Records from a data collection ::
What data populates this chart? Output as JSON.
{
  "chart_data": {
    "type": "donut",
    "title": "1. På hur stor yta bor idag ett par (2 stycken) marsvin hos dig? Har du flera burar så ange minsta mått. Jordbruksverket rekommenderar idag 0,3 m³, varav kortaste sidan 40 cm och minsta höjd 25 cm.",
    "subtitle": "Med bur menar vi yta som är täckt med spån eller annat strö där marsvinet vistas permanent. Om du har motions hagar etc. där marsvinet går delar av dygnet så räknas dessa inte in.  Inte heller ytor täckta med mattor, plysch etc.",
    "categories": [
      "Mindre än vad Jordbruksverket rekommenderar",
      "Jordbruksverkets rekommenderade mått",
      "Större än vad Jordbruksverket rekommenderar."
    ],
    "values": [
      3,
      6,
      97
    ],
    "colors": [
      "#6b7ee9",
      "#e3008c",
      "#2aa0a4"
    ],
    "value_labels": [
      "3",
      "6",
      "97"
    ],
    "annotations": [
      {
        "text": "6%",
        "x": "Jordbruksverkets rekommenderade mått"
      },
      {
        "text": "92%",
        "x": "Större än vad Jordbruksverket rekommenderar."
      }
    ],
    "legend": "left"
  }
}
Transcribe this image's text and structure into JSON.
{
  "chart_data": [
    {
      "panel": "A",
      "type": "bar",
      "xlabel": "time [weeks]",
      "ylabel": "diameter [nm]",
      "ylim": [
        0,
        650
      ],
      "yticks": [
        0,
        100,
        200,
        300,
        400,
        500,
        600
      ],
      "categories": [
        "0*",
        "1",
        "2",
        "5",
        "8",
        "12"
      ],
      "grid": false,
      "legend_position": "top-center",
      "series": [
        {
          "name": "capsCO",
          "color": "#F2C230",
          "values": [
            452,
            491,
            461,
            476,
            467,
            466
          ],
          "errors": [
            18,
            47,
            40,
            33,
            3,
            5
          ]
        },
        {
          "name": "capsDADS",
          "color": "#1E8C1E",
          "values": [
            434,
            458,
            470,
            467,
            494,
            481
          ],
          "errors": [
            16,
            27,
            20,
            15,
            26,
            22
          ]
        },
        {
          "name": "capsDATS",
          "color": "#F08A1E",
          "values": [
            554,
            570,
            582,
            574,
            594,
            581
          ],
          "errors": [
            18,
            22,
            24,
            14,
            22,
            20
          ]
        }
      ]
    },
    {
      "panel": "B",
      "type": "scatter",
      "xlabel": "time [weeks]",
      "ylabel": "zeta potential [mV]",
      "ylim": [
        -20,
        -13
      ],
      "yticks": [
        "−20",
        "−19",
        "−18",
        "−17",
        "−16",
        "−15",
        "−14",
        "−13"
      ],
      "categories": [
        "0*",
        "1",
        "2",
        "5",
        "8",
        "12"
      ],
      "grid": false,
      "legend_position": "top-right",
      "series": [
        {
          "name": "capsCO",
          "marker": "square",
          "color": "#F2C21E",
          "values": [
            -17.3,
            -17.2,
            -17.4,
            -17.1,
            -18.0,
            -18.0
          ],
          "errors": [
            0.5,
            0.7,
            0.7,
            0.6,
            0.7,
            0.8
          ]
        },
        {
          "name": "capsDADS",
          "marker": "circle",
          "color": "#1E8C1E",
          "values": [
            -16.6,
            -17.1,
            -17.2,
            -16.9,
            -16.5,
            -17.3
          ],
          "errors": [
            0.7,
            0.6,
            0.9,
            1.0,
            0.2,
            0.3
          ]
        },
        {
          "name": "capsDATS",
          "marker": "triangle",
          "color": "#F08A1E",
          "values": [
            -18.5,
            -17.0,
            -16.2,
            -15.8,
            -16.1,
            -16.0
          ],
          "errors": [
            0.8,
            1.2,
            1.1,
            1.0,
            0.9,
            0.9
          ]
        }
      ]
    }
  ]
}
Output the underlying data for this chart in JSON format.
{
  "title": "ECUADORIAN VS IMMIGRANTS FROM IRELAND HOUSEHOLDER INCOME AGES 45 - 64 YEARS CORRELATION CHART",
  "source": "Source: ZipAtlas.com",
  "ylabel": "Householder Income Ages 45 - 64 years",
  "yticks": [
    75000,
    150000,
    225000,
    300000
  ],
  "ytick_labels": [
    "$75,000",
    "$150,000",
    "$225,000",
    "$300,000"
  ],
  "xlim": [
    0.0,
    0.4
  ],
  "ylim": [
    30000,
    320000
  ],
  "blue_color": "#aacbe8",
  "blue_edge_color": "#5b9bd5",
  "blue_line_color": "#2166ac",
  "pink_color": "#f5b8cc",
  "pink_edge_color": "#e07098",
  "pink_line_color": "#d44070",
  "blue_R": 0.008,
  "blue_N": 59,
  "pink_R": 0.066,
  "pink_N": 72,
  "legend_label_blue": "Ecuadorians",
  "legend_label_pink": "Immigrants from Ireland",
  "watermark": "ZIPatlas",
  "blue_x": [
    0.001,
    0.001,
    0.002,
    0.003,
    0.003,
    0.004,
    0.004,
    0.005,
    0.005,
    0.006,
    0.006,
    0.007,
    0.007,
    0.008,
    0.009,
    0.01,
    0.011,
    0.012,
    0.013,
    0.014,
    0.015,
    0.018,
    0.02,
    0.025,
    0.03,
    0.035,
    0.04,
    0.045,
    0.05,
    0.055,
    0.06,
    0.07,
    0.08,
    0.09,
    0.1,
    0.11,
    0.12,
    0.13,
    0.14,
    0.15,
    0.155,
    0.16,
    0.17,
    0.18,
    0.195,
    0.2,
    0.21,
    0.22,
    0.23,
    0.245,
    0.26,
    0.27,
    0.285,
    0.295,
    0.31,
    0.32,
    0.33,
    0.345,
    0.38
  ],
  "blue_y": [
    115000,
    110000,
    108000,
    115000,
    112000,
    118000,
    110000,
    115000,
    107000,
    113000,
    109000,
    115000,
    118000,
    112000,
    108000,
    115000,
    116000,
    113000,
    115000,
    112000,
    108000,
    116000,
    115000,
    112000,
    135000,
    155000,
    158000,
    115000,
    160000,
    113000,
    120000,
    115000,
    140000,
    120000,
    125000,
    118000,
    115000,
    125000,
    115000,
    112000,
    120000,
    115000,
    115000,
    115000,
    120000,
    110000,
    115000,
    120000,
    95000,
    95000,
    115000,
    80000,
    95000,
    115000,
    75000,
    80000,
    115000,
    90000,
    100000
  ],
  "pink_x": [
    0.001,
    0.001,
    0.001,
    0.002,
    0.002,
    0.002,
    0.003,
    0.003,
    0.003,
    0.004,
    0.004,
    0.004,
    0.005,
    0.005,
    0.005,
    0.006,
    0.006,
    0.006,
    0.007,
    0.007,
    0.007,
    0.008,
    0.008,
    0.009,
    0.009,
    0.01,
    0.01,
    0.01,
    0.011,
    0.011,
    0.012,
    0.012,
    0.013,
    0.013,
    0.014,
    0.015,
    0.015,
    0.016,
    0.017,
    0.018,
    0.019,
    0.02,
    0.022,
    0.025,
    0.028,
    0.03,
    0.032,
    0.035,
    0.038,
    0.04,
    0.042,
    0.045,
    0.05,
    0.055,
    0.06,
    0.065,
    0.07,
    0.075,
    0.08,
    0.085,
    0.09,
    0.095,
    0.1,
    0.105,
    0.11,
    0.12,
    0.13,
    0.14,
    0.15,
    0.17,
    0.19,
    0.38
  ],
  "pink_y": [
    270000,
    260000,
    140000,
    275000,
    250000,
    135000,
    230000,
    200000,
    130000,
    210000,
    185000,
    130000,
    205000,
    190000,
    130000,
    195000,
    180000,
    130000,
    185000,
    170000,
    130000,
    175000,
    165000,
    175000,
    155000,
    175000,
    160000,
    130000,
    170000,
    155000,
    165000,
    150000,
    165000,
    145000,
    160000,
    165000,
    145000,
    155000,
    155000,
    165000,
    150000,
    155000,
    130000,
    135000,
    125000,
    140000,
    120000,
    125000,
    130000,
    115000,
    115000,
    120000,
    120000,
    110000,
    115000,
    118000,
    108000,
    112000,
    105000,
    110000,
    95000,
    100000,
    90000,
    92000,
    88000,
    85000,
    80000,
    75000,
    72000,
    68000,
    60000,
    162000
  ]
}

What is expected ::
Find the word "Jordbruksverkets" in the entries, and copy every line it shows up in.

Final answer ::
      "Jordbruksverkets rekommenderade mått",
        "x": "Jordbruksverkets rekommenderade mått"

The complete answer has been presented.